Quand la musique rencontre la littérature : Ravel...
Une musique d'une infinie douceur qui suscite la rêverie, une musique envoûtante qui vous enveloppe dans des tourbillons de notes... une musique qui va crescendo puis s'apaise...
Une merveille d'élégance, de subtilité, d'envolées soudaines de notes...
Tel est le quatuor en fa majeur de Ravel...
Le quatuor Les Vennes a interprété ce morceau lors des Jeudis de Nîmes... pour le plus grand bonheur des spectateurs... Ce quatuor est né en 2021, dans le cadre d'études musicales au conservatoire royal de Liège. Il est constitué de très jeunes musiciens : Agathe Lust, altiste, Georges Moissonnier, violoncelliste, Solenn Hubert et Alexandre Brun violonistes.
"Le quatuor à cordes est un genre difficile, auquel les compositeurs s'attaquent rarement avant leur maturité. Âgé de vingt-sept ans seulement au moment de sa composition, Ravel signe pourtant un chef-d'œuvre : ce n'est pas "un essai qui se répète ou se corrige, mais l'expression parfaite, dans ce genre, d'une personnalité qui dispose de tous ses moyens. […] Il appartient à cette catégorie d'œuvres où le maître a laissé parler son cœur d'une manière particulièrement délicate."
Une oeuvre raffinée, tendre, comme l'était sans doute la personnalité de Maurice Ravel...

INFORMATIONS EXTRAITES
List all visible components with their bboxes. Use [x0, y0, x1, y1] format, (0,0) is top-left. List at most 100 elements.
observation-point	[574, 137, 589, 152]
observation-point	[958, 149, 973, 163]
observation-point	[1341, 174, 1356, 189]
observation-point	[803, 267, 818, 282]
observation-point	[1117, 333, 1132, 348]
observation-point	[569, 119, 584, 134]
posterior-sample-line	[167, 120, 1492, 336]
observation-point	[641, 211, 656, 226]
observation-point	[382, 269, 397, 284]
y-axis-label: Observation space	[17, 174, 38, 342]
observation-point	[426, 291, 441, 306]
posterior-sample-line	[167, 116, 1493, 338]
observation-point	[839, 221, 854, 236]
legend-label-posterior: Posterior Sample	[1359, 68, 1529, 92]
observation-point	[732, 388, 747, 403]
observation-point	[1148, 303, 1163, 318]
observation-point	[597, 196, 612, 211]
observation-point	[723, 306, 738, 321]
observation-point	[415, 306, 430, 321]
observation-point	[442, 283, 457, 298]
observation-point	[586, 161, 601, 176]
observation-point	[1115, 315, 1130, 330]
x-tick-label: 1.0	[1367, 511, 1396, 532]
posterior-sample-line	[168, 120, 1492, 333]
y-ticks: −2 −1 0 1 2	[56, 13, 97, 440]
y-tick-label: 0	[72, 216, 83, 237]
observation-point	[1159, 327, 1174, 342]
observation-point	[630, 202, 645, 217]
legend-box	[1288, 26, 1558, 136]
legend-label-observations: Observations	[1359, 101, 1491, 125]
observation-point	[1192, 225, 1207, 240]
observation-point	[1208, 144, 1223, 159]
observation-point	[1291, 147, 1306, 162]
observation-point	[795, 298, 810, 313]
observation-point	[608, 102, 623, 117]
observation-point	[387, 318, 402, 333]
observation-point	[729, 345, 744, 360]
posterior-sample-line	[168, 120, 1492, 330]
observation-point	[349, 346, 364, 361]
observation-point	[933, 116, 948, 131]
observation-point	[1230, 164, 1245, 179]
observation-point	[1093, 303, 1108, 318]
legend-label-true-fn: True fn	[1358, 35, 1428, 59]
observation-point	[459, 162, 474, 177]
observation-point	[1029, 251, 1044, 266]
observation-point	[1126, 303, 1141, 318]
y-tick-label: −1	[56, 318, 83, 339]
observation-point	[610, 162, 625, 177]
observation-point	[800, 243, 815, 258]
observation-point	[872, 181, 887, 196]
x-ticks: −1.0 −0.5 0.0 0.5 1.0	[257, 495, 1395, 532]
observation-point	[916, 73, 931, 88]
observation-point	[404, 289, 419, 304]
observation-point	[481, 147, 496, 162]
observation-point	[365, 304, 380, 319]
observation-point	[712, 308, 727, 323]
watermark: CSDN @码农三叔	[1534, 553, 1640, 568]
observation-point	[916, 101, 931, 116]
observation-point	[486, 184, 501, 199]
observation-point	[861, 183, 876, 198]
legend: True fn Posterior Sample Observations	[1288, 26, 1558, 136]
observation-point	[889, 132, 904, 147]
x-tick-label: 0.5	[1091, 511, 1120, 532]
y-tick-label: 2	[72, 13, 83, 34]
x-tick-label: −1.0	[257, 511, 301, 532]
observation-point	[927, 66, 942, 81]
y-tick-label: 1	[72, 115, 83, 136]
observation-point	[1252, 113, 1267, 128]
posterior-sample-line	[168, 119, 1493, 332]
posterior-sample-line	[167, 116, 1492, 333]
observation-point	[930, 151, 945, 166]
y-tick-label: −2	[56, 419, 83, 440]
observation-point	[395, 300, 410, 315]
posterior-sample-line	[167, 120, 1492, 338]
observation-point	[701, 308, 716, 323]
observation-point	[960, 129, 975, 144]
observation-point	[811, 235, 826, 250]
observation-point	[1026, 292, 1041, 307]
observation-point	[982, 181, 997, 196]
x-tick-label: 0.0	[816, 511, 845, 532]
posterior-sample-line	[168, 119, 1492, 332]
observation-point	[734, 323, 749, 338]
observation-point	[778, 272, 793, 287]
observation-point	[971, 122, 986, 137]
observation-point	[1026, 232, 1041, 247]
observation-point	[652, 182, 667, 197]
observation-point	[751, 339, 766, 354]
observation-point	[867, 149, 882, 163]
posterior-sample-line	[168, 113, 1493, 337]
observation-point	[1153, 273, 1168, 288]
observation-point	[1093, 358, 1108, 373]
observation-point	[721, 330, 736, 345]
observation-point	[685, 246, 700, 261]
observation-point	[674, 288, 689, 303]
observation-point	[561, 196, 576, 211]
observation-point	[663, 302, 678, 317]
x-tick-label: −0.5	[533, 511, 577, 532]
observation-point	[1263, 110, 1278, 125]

CONSIGNES
1. D'après le texte sur le quatuor de Ravel, en quelle année et dans quel cadre le quatuor Les Vennes est-il né ?
2. Reprenez le texte sur le quatuor de Ravel à la suite de sa dernière phrase.

CORRIGÉ DES EXERCICES
1. Il est né en 2021, dans le cadre d'études musicales au conservatoire royal de Liège.

2.
Une personnalité que l'on découvre dans le roman de Jean Echenoz, intitulé Ravel.
Bruno Paternot, récitant, comédien, nous en lit alors des extraits choisis...
Ce roman retrace les dix dernières années de la vie du compositeur français Maurice Ravel (1875-1937). L'auteur lui-même ajoute son grain de sel : "Ravel fut grand comme un jockey, donc comme Faulkner ... un artiste méticuleux et élégant, fumeur de Gauloises et amateur de viande bleue. Le voici qui sort de sa baignoire, à la fin de l'année 1927. Ravel se prépare à quitter sa maison "structurée comme un quart de brie" de Monfort-l'Amaury. Direction la gare Saint-Lazare, puis la gare maritime du Havre où le paquebot France doit le conduire en Amérique du Nord. Le compositeur a cinquante-deux ans, il lui en reste seulement dix à vivre.
Et voici son portrait peint par Echenoz :
"Un mètre soixante et un, quarante-cinq kilos et soixante-seize centimètres de périmètre thoracique ; Son visage aigu rasé de près dessine avec son long nez mince deux triangles montés perpendiculairement l’un sur l’autre. Regard noir, vif, inquiet, sourcils fournis, cheveux plaqués en arrière et dégageant un front haut, lèvres minces, oreilles décollées sans lobes, teint mat. Distance élégante, simplicité courtoise, politesse glacée, pas forcément bavard, il est un homme sec mais chic, tiré à quatre épingles vingt-quatre heures sur vingt-quatre."
Autour de lui gravitent les ombres de sa gouvernante Mme Révelot, son amie Hélène, la danseuse et mécène russe Ida Rubinstein, son voisin Zogheb, et les musiciens tels Paul Wittgenstein ou encore George Gershwin à qui il refuse de donner quelques cours de compositions lors d’un séjour à New York : "C’est aussi qu’il n’aime pas prendre des élèves et puis bon, Gershwin, on dirait que son succès universel ne lui suffit plus, il vise plus haut mais les moyens lui manquent, on ne va quand même pas l’écraser en les lui donnant."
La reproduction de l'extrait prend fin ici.